(GIVEN REQUEST): Copy every row below word for word, leaving out the pictures.

(DATA EXCERPTS):
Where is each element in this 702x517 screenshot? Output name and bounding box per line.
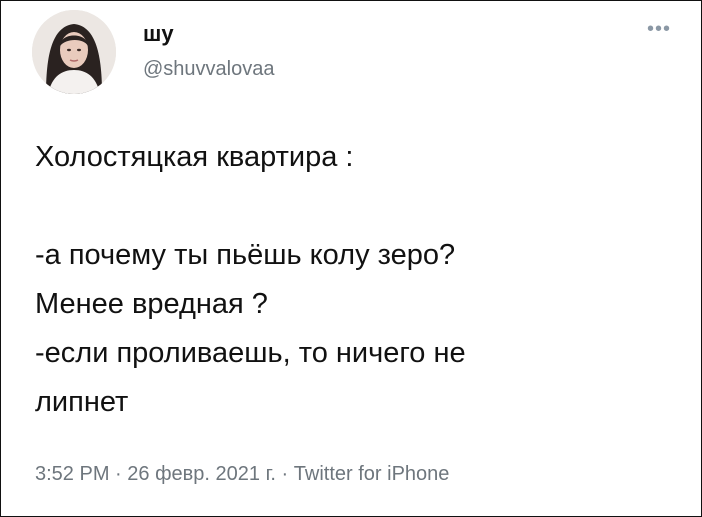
tweet-text-line: -если проливаешь, то ничего не: [35, 337, 466, 369]
tweet-meta: 3:52 PM · 26 февр. 2021 г. · Twitter for…: [35, 462, 449, 486]
meta-separator: ·: [115, 463, 122, 485]
tweet-date[interactable]: 26 февр. 2021 г.: [127, 463, 276, 485]
tweet-text: Холостяцкая квартира : -а почему ты пьёш…: [35, 133, 675, 427]
avatar[interactable]: [32, 10, 116, 94]
tweet-text-line: липнет: [35, 386, 129, 418]
tweet-text-line: Менее вредная ?: [35, 288, 268, 320]
more-options-icon[interactable]: •••: [647, 19, 671, 39]
tweet-source[interactable]: Twitter for iPhone: [294, 463, 450, 485]
tweet-text-line: -а почему ты пьёшь колу зеро?: [35, 239, 456, 271]
tweet-time[interactable]: 3:52 PM: [35, 463, 109, 485]
author-display-name[interactable]: шу: [143, 21, 174, 47]
profile-photo-icon: [32, 10, 116, 94]
author-handle[interactable]: @shuvvalovaa: [143, 57, 274, 81]
tweet-text-line: Холостяцкая квартира :: [35, 141, 354, 173]
meta-separator: ·: [281, 463, 289, 485]
tweet-card: шу @shuvvalovaa ••• Холостяцкая квартира…: [0, 0, 702, 517]
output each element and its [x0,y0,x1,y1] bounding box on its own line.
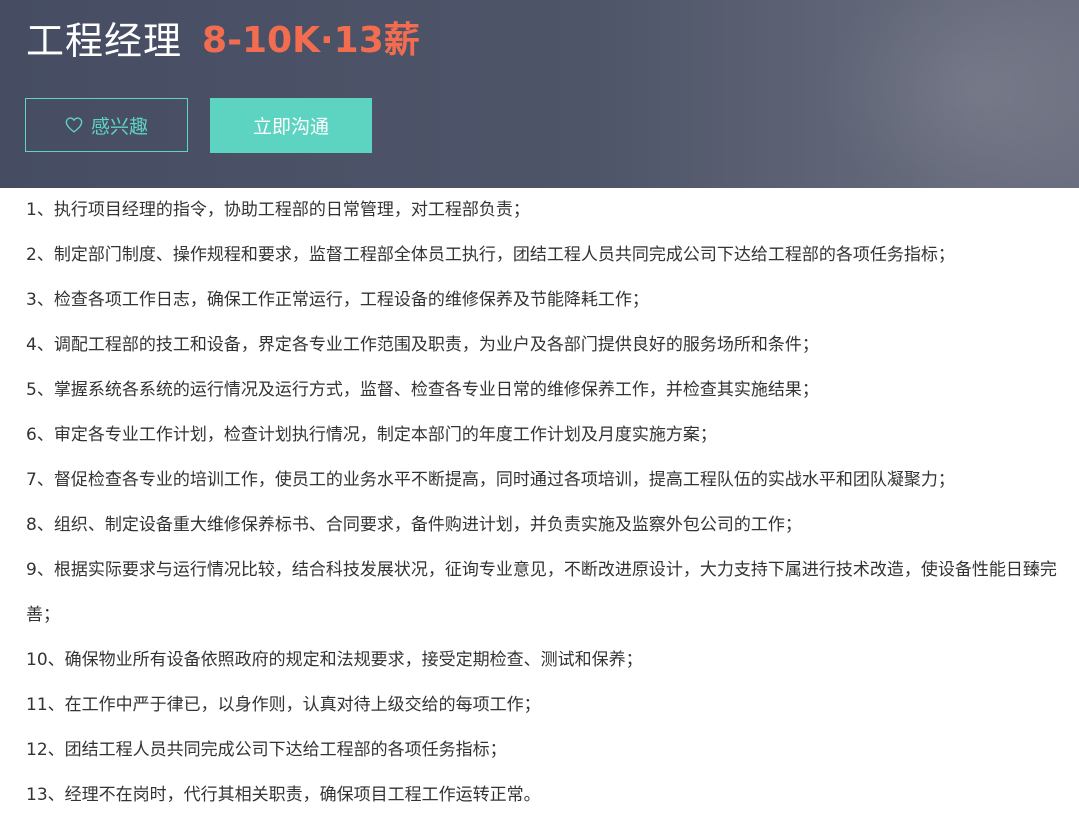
duty-item: 10、确保物业所有设备依照政府的规定和法规要求，接受定期检查、测试和保养； [26,650,643,670]
job-header: 工程经理 8-10K·13薪 感兴趣 立即沟通 [0,0,1079,188]
duty-item: 11、在工作中严于律已，以身作则，认真对待上级交给的每项工作； [26,695,541,715]
job-duties-list: 1、执行项目经理的指令，协助工程部的日常管理，对工程部负责； 2、制定部门制度、… [26,188,1071,818]
chat-now-button-label: 立即沟通 [252,116,329,138]
interest-button[interactable]: 感兴趣 [25,98,188,152]
title-row: 工程经理 8-10K·13薪 [26,12,420,63]
duty-item: 5、掌握系统各系统的运行情况及运行方式，监督、检查各专业日常的维修保养工作，并检… [26,380,819,400]
salary-label: 8-10K·13薪 [202,20,420,61]
duty-item: 8、组织、制定设备重大维修保养标书、合同要求，备件购进计划，并负责实施及监察外包… [26,515,802,535]
duty-item: 1、执行项目经理的指令，协助工程部的日常管理，对工程部负责； [26,200,530,220]
duty-item: 2、制定部门制度、操作规程和要求，监督工程部全体员工执行，团结工程人员共同完成公… [26,245,955,265]
duty-item: 3、检查各项工作日志，确保工作正常运行，工程设备的维修保养及节能降耗工作； [26,290,649,310]
duty-item: 13、经理不在岗时，代行其相关职责，确保项目工程工作运转正常。 [26,785,541,805]
duty-item: 6、审定各专业工作计划，检查计划执行情况，制定本部门的年度工作计划及月度实施方案… [26,425,717,445]
duty-item: 9、根据实际要求与运行情况比较，结合科技发展状况，征询专业意见，不断改进原设计，… [26,560,1057,625]
duty-item: 4、调配工程部的技工和设备，界定各专业工作范围及职责，为业户及各部门提供良好的服… [26,335,819,355]
interest-button-label: 感兴趣 [90,115,148,138]
chat-now-button[interactable]: 立即沟通 [210,98,372,153]
heart-icon [65,117,83,133]
job-title: 工程经理 [26,18,183,63]
duty-item: 7、督促检查各专业的培训工作，使员工的业务水平不断提高，同时通过各项培训，提高工… [26,470,955,490]
duty-item: 12、团结工程人员共同完成公司下达给工程部的各项任务指标； [26,740,507,760]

(COMPLETE RESPONSE):
Where is each element in this 702x517 screenshot? Output name and bounding box per line.
tweet-text-line: -если проливаешь, то ничего не: [35, 337, 466, 369]
tweet-meta: 3:52 PM · 26 февр. 2021 г. · Twitter for…: [35, 462, 449, 486]
meta-separator: ·: [115, 463, 122, 485]
tweet-date[interactable]: 26 февр. 2021 г.: [127, 463, 276, 485]
tweet-text: Холостяцкая квартира : -а почему ты пьёш…: [35, 133, 675, 427]
avatar[interactable]: [32, 10, 116, 94]
tweet-text-line: липнет: [35, 386, 129, 418]
tweet-text-line: Менее вредная ?: [35, 288, 268, 320]
more-options-icon[interactable]: •••: [647, 19, 671, 39]
tweet-source[interactable]: Twitter for iPhone: [294, 463, 450, 485]
tweet-text-line: -а почему ты пьёшь колу зеро?: [35, 239, 456, 271]
tweet-time[interactable]: 3:52 PM: [35, 463, 109, 485]
author-display-name[interactable]: шу: [143, 21, 174, 47]
profile-photo-icon: [32, 10, 116, 94]
author-handle[interactable]: @shuvvalovaa: [143, 57, 274, 81]
tweet-text-line: Холостяцкая квартира :: [35, 141, 354, 173]
meta-separator: ·: [281, 463, 289, 485]
tweet-card: шу @shuvvalovaa ••• Холостяцкая квартира…: [0, 0, 702, 517]
output each element and its [x0,y0,x1,y1] bounding box on its own line.
duty-item: 10、确保物业所有设备依照政府的规定和法规要求，接受定期检查、测试和保养； [26,650,643,670]
job-header: 工程经理 8-10K·13薪 感兴趣 立即沟通 [0,0,1079,188]
duty-item: 11、在工作中严于律已，以身作则，认真对待上级交给的每项工作； [26,695,541,715]
job-duties-list: 1、执行项目经理的指令，协助工程部的日常管理，对工程部负责； 2、制定部门制度、… [26,188,1071,818]
chat-now-button-label: 立即沟通 [252,116,329,138]
interest-button[interactable]: 感兴趣 [25,98,188,152]
title-row: 工程经理 8-10K·13薪 [26,12,420,63]
duty-item: 5、掌握系统各系统的运行情况及运行方式，监督、检查各专业日常的维修保养工作，并检… [26,380,819,400]
salary-label: 8-10K·13薪 [202,20,420,61]
duty-item: 8、组织、制定设备重大维修保养标书、合同要求，备件购进计划，并负责实施及监察外包… [26,515,802,535]
duty-item: 1、执行项目经理的指令，协助工程部的日常管理，对工程部负责； [26,200,530,220]
duty-item: 2、制定部门制度、操作规程和要求，监督工程部全体员工执行，团结工程人员共同完成公… [26,245,955,265]
duty-item: 3、检查各项工作日志，确保工作正常运行，工程设备的维修保养及节能降耗工作； [26,290,649,310]
duty-item: 13、经理不在岗时，代行其相关职责，确保项目工程工作运转正常。 [26,785,541,805]
duty-item: 6、审定各专业工作计划，检查计划执行情况，制定本部门的年度工作计划及月度实施方案… [26,425,717,445]
duty-item: 9、根据实际要求与运行情况比较，结合科技发展状况，征询专业意见，不断改进原设计，… [26,560,1057,625]
duty-item: 4、调配工程部的技工和设备，界定各专业工作范围及职责，为业户及各部门提供良好的服… [26,335,819,355]
interest-button-label: 感兴趣 [90,115,148,138]
chat-now-button[interactable]: 立即沟通 [210,98,372,153]
heart-icon [65,117,83,133]
job-title: 工程经理 [26,18,183,63]
duty-item: 7、督促检查各专业的培训工作，使员工的业务水平不断提高，同时通过各项培训，提高工… [26,470,955,490]
duty-item: 12、团结工程人员共同完成公司下达给工程部的各项任务指标； [26,740,507,760]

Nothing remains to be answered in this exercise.